> **Work instructions**: Repeat each line word for word.

[Dataset items]
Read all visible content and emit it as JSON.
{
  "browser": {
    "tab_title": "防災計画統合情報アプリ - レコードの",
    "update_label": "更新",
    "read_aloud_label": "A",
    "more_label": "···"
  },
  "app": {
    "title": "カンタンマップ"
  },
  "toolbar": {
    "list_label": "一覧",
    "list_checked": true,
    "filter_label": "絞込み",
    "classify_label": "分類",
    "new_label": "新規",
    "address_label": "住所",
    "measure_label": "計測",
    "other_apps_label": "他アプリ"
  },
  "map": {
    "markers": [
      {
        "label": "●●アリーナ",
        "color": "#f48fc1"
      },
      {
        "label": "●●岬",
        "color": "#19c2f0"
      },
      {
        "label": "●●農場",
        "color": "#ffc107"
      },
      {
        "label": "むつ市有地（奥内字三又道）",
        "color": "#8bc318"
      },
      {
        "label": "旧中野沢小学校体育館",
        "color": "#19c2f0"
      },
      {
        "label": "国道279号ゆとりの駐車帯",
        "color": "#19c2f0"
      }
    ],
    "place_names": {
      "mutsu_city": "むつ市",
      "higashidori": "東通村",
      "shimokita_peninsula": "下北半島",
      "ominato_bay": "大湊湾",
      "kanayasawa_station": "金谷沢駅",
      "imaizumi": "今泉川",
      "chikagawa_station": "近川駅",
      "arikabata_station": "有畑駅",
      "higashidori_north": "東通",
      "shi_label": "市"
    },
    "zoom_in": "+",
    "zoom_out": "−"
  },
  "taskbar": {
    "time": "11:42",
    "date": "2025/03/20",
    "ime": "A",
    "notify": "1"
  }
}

> **Result for this task**:
Read all visible content and emit it as JSON.
{
  "browser": {
    "tab_title": "防災計画統合情報アプリ - レコードの",
    "update_label": "更新",
    "read_aloud_label": "A",
    "more_label": "···"
  },
  "app": {
    "title": "カンタンマップ"
  },
  "toolbar": {
    "list_label": "一覧",
    "list_checked": true,
    "filter_label": "絞込み",
    "classify_label": "分類",
    "new_label": "新規",
    "address_label": "住所",
    "measure_label": "計測",
    "other_apps_label": "他アプリ"
  },
  "map": {
    "markers": [
      {
        "label": "●●アリーナ",
        "color": "#f48fc1"
      },
      {
        "label": "●●岬",
        "color": "#19c2f0"
      },
      {
        "label": "●●農場",
        "color": "#ffc107"
      },
      {
        "label": "むつ市有地（奥内字三又道）",
        "color": "#8bc318"
      },
      {
        "label": "旧中野沢小学校体育館",
        "color": "#19c2f0"
      },
      {
        "label": "国道279号ゆとりの駐車帯",
        "color": "#19c2f0"
      }
    ],
    "place_names": {
      "mutsu_city": "むつ市",
      "higashidori": "東通村",
      "shimokita_peninsula": "下北半島",
      "ominato_bay": "大湊湾",
      "kanayasawa_station": "金谷沢駅",
      "imaizumi": "今泉川",
      "chikagawa_station": "近川駅",
      "arikabata_station": "有畑駅",
      "higashidori_north": "東通",
      "shi_label": "市"
    },
    "zoom_in": "+",
    "zoom_out": "−"
  },
  "taskbar": {
    "time": "11:42",
    "date": "2025/03/20",
    "ime": "A",
    "notify": "1"
  }
}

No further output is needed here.